**Exercise:** Gather all lines in the entries that include the word "name".

(Figure data in JSON)
+ + +

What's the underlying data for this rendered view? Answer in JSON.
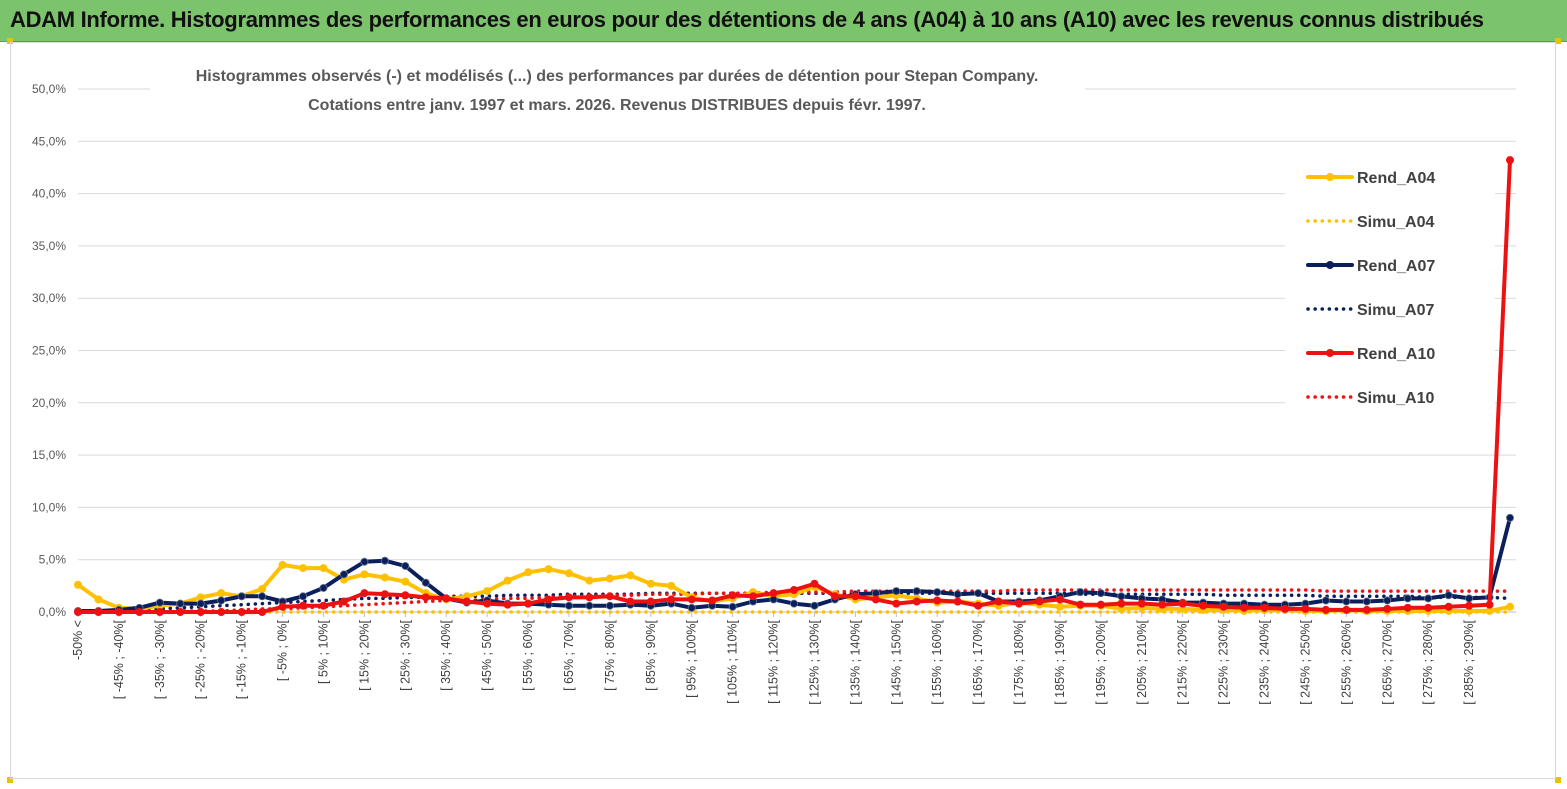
{
  "banner": {
    "title": "ADAM Informe. Histogrammes des performances en euros pour des détentions de 4 ans (A04) à 10 ans (A10) avec les revenus connus distribués",
    "color": "#7cc46c"
  },
  "chart_data": {
    "type": "line",
    "title": "",
    "subtitle_lines": [
      "Histogrammes observés (-) et modélisés (...) des performances par durées de détention pour Stepan Company.",
      "Cotations entre janv. 1997 et mars. 2026. Revenus DISTRIBUES depuis févr. 1997."
    ],
    "xlabel": "",
    "ylabel": "",
    "ylim": [
      0,
      50
    ],
    "y_ticks": [
      "0,0%",
      "5,0%",
      "10,0%",
      "15,0%",
      "20,0%",
      "25,0%",
      "30,0%",
      "35,0%",
      "40,0%",
      "45,0%",
      "50,0%"
    ],
    "grid": "horizontal",
    "legend_position": "right",
    "categories": [
      "-50% <",
      "[ -50% ; -45%[",
      "[ -45% ; -40%[",
      "[ -40% ; -35%[",
      "[ -35% ; -30%[",
      "[ -30% ; -25%[",
      "[ -25% ; -20%[",
      "[ -20% ; -15%[",
      "[ -15% ; -10%[",
      "[ -10% ; -5%[",
      "[ -5% ; 0%[",
      "[ 0% ; 5%[",
      "[ 5% ; 10%[",
      "[ 10% ; 15%[",
      "[ 15% ; 20%[",
      "[ 20% ; 25%[",
      "[ 25% ; 30%[",
      "[ 30% ; 35%[",
      "[ 35% ; 40%[",
      "[ 40% ; 45%[",
      "[ 45% ; 50%[",
      "[ 50% ; 55%[",
      "[ 55% ; 60%[",
      "[ 60% ; 65%[",
      "[ 65% ; 70%[",
      "[ 70% ; 75%[",
      "[ 75% ; 80%[",
      "[ 80% ; 85%[",
      "[ 85% ; 90%[",
      "[ 90% ; 95%[",
      "[ 95% ; 100%[",
      "[ 100% ; 105%[",
      "[ 105% ; 110%[",
      "[ 110% ; 115%[",
      "[ 115% ; 120%[",
      "[ 120% ; 125%[",
      "[ 125% ; 130%[",
      "[ 130% ; 135%[",
      "[ 135% ; 140%[",
      "[ 140% ; 145%[",
      "[ 145% ; 150%[",
      "[ 150% ; 155%[",
      "[ 155% ; 160%[",
      "[ 160% ; 165%[",
      "[ 165% ; 170%[",
      "[ 170% ; 175%[",
      "[ 175% ; 180%[",
      "[ 180% ; 185%[",
      "[ 185% ; 190%[",
      "[ 190% ; 195%[",
      "[ 195% ; 200%[",
      "[ 200% ; 205%[",
      "[ 205% ; 210%[",
      "[ 210% ; 215%[",
      "[ 215% ; 220%[",
      "[ 220% ; 225%[",
      "[ 225% ; 230%[",
      "[ 230% ; 235%[",
      "[ 235% ; 240%[",
      "[ 240% ; 245%[",
      "[ 245% ; 250%[",
      "[ 250% ; 255%[",
      "[ 255% ; 260%[",
      "[ 260% ; 265%[",
      "[ 265% ; 270%[",
      "[ 270% ; 275%[",
      "[ 275% ; 280%[",
      "[ 280% ; 285%[",
      "[ 285% ; 290%[",
      "[ 290% ; 295%[",
      "> 295%"
    ],
    "shown_x_tick_labels": [
      "-50% <",
      "[ -45% ; -40%[",
      "[ -35% ; -30%[",
      "[ -25% ; -20%[",
      "[ -15% ; -10%[",
      "[ -5% ; 0%[",
      "[ 5% ; 10%[",
      "[ 15% ; 20%[",
      "[ 25% ; 30%[",
      "[ 35% ; 40%[",
      "[ 45% ; 50%[",
      "[ 55% ; 60%[",
      "[ 65% ; 70%[",
      "[ 75% ; 80%[",
      "[ 85% ; 90%[",
      "[ 95% ; 100%[",
      "[ 105% ; 110%[",
      "[ 115% ; 120%[",
      "[ 125% ; 130%[",
      "[ 135% ; 140%[",
      "[ 145% ; 150%[",
      "[ 155% ; 160%[",
      "[ 165% ; 170%[",
      "[ 175% ; 180%[",
      "[ 185% ; 190%[",
      "[ 195% ; 200%[",
      "[ 205% ; 210%[",
      "[ 215% ; 220%[",
      "[ 225% ; 230%[",
      "[ 235% ; 240%[",
      "[ 245% ; 250%[",
      "[ 255% ; 260%[",
      "[ 265% ; 270%[",
      "[ 275% ; 280%[",
      "[ 285% ; 290%["
    ],
    "series": [
      {
        "name": "Rend_A04",
        "style": "solid",
        "color": "#ffc000",
        "values": [
          2.6,
          1.2,
          0.4,
          0.3,
          0.6,
          0.8,
          1.4,
          1.8,
          1.5,
          2.2,
          4.5,
          4.2,
          4.2,
          3.1,
          3.6,
          3.3,
          2.9,
          1.8,
          1.2,
          1.5,
          2.0,
          3.0,
          3.8,
          4.1,
          3.7,
          3.0,
          3.2,
          3.5,
          2.7,
          2.5,
          1.4,
          1.0,
          1.3,
          1.9,
          1.5,
          1.7,
          2.4,
          1.7,
          1.2,
          1.4,
          1.6,
          1.3,
          0.9,
          1.0,
          0.8,
          0.6,
          0.9,
          0.7,
          0.5,
          0.6,
          0.6,
          0.3,
          0.4,
          0.3,
          0.3,
          0.2,
          0.2,
          0.1,
          0.2,
          0.2,
          0.1,
          0.1,
          0.2,
          0.1,
          0.1,
          0.1,
          0.1,
          0.1,
          0.1,
          0.1,
          0.5
        ]
      },
      {
        "name": "Simu_A04",
        "style": "dotted",
        "color": "#ffc000",
        "values": [
          0.0,
          0.0,
          0.0,
          0.0,
          0.0,
          0.0,
          0.0,
          0.0,
          0.0,
          0.0,
          0.0,
          0.0,
          0.0,
          0.0,
          0.0,
          0.0,
          0.0,
          0.0,
          0.0,
          0.0,
          0.0,
          0.0,
          0.0,
          0.0,
          0.0,
          0.0,
          0.0,
          0.0,
          0.0,
          0.0,
          0.0,
          0.0,
          0.0,
          0.0,
          0.0,
          0.0,
          0.0,
          0.0,
          0.0,
          0.0,
          0.0,
          0.0,
          0.0,
          0.0,
          0.0,
          0.0,
          0.0,
          0.0,
          0.0,
          0.0,
          0.0,
          0.0,
          0.0,
          0.0,
          0.0,
          0.0,
          0.0,
          0.0,
          0.0,
          0.0,
          0.0,
          0.0,
          0.0,
          0.0,
          0.0,
          0.0,
          0.0,
          0.0,
          0.0,
          0.0,
          0.0
        ]
      },
      {
        "name": "Rend_A07",
        "style": "solid",
        "color": "#0a1f5c",
        "values": [
          0.1,
          0.1,
          0.2,
          0.4,
          0.9,
          0.8,
          0.8,
          1.1,
          1.5,
          1.5,
          1.0,
          1.5,
          2.3,
          3.6,
          4.8,
          4.9,
          4.4,
          2.8,
          1.3,
          0.9,
          1.1,
          0.8,
          0.8,
          0.7,
          0.6,
          0.6,
          0.6,
          0.7,
          0.6,
          0.8,
          0.4,
          0.6,
          0.5,
          1.0,
          1.2,
          0.8,
          0.6,
          1.2,
          1.7,
          1.8,
          2.0,
          2.0,
          1.9,
          1.7,
          1.8,
          1.0,
          1.0,
          1.1,
          1.5,
          1.9,
          1.8,
          1.5,
          1.3,
          1.2,
          0.9,
          0.9,
          0.8,
          0.8,
          0.7,
          0.7,
          0.8,
          1.1,
          1.0,
          1.0,
          1.1,
          1.3,
          1.3,
          1.6,
          1.3,
          1.4,
          9.0
        ]
      },
      {
        "name": "Simu_A07",
        "style": "dotted",
        "color": "#0a1f5c",
        "values": [
          0.0,
          0.1,
          0.1,
          0.2,
          0.3,
          0.4,
          0.5,
          0.6,
          0.7,
          0.8,
          0.9,
          1.0,
          1.1,
          1.2,
          1.3,
          1.3,
          1.4,
          1.4,
          1.5,
          1.5,
          1.5,
          1.6,
          1.6,
          1.6,
          1.7,
          1.7,
          1.7,
          1.7,
          1.8,
          1.8,
          1.8,
          1.8,
          1.8,
          1.8,
          1.8,
          1.8,
          1.8,
          1.8,
          1.8,
          1.8,
          1.8,
          1.8,
          1.8,
          1.8,
          1.8,
          1.8,
          1.8,
          1.8,
          1.8,
          1.7,
          1.7,
          1.7,
          1.7,
          1.7,
          1.7,
          1.7,
          1.6,
          1.6,
          1.6,
          1.6,
          1.6,
          1.5,
          1.5,
          1.5,
          1.5,
          1.5,
          1.4,
          1.4,
          1.4,
          1.4,
          1.3
        ]
      },
      {
        "name": "Rend_A10",
        "style": "solid",
        "color": "#ee1111",
        "values": [
          0.0,
          0.0,
          0.0,
          0.0,
          0.0,
          0.0,
          0.0,
          0.0,
          0.0,
          0.0,
          0.5,
          0.6,
          0.6,
          1.0,
          1.8,
          1.7,
          1.6,
          1.4,
          1.3,
          1.0,
          0.8,
          0.7,
          0.8,
          1.2,
          1.4,
          1.4,
          1.5,
          1.0,
          1.0,
          1.2,
          1.2,
          1.1,
          1.6,
          1.5,
          1.8,
          2.1,
          2.7,
          1.5,
          1.5,
          1.2,
          0.8,
          1.0,
          1.1,
          1.0,
          0.6,
          1.0,
          0.8,
          1.0,
          1.2,
          0.7,
          0.7,
          0.8,
          0.8,
          0.7,
          0.8,
          0.6,
          0.5,
          0.4,
          0.4,
          0.3,
          0.3,
          0.2,
          0.2,
          0.2,
          0.3,
          0.4,
          0.4,
          0.5,
          0.6,
          0.7,
          43.2
        ]
      },
      {
        "name": "Simu_A10",
        "style": "dotted",
        "color": "#ee1111",
        "values": [
          0.0,
          0.0,
          0.0,
          0.0,
          0.0,
          0.1,
          0.1,
          0.1,
          0.2,
          0.3,
          0.3,
          0.4,
          0.5,
          0.6,
          0.7,
          0.8,
          0.9,
          1.0,
          1.1,
          1.1,
          1.2,
          1.3,
          1.3,
          1.4,
          1.5,
          1.5,
          1.6,
          1.6,
          1.7,
          1.7,
          1.7,
          1.8,
          1.8,
          1.8,
          1.9,
          1.9,
          1.9,
          1.9,
          2.0,
          2.0,
          2.0,
          2.0,
          2.0,
          2.0,
          2.0,
          2.0,
          2.1,
          2.1,
          2.1,
          2.1,
          2.1,
          2.1,
          2.1,
          2.1,
          2.1,
          2.1,
          2.1,
          2.1,
          2.1,
          2.1,
          2.1,
          2.0,
          2.0,
          2.0,
          2.0,
          2.0,
          2.0,
          2.0,
          2.0,
          2.0,
          2.0
        ]
      }
    ]
  }
}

+ + +

**Response:**
        "name": "Rend_A04",
        "name": "Simu_A04",
        "name": "Rend_A07",
        "name": "Simu_A07",
        "name": "Rend_A10",
        "name": "Simu_A10",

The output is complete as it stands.